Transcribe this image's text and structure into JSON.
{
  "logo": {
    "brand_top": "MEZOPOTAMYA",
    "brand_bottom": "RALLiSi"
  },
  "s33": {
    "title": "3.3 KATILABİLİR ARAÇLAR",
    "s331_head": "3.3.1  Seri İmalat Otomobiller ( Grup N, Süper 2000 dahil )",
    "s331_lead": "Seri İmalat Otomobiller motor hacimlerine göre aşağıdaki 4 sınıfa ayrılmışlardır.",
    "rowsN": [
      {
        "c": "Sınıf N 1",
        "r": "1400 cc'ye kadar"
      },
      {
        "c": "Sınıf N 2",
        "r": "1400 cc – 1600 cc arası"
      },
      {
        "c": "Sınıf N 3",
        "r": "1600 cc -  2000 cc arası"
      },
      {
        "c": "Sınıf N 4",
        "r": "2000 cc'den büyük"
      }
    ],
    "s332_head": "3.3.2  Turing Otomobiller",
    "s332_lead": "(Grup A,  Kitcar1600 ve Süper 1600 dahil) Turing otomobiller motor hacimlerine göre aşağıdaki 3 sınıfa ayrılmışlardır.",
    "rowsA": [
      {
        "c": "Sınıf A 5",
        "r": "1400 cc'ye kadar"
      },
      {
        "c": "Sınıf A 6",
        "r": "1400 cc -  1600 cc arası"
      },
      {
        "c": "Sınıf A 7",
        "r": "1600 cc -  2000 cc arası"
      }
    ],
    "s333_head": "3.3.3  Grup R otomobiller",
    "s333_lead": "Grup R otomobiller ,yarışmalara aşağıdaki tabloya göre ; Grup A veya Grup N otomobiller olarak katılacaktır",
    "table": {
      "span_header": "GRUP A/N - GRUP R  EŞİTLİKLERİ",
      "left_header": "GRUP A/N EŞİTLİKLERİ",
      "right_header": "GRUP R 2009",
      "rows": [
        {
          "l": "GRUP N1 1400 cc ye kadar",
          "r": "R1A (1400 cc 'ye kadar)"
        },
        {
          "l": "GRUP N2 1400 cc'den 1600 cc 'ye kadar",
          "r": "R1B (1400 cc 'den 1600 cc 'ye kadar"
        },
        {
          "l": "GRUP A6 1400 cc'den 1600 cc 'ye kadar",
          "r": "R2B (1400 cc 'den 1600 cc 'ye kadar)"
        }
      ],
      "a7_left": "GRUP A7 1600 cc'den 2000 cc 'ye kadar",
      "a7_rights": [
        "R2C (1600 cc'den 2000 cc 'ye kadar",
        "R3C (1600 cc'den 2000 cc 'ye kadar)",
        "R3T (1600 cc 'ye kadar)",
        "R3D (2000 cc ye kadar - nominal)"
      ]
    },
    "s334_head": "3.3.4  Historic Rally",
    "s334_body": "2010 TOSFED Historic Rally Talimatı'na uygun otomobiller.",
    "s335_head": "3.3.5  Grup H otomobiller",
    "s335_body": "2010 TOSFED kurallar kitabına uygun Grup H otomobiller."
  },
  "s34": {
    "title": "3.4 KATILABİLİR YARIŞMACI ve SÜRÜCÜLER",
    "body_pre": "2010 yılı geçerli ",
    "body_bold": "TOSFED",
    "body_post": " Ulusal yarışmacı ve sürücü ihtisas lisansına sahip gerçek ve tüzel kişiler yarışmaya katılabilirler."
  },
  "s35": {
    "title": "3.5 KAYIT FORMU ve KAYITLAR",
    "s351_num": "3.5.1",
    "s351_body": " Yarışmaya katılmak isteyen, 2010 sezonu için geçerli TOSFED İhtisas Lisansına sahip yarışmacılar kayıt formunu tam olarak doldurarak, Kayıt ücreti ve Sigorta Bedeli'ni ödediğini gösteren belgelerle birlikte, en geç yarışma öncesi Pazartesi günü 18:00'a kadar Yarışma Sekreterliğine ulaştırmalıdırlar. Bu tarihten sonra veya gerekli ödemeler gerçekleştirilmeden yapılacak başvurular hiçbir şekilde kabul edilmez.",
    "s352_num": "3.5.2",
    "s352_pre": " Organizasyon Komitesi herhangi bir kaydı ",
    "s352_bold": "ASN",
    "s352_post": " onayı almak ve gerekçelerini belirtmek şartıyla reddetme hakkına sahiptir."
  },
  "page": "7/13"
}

Challenge ▸ Look through the entries above and report each line where the string "TOSFED" occurs.

Response for this exercise ▸
    "s334_body": "2010 TOSFED Historic Rally Talimatı'na uygun otomobiller.",
    "s335_body": "2010 TOSFED kurallar kitabına uygun Grup H otomobiller."
    "body_bold": "TOSFED",
    "s351_body": " Yarışmaya katılmak isteyen, 2010 sezonu için geçerli TOSFED İhtisas Lisansına sahip yarışmacılar kayıt formunu tam olarak doldurarak, Kayıt ücreti ve Sigorta Bedeli'ni ödediğini gösteren belgelerle birlikte, en geç yarışma öncesi Pazartesi günü 18:00'a kadar Yarışma Sekreterliğine ulaştırmalıdırlar. Bu tarihten sonra veya gerekli ödemeler gerçekleştirilmeden yapılacak başvurular hiçbir şekilde kabul edilmez.",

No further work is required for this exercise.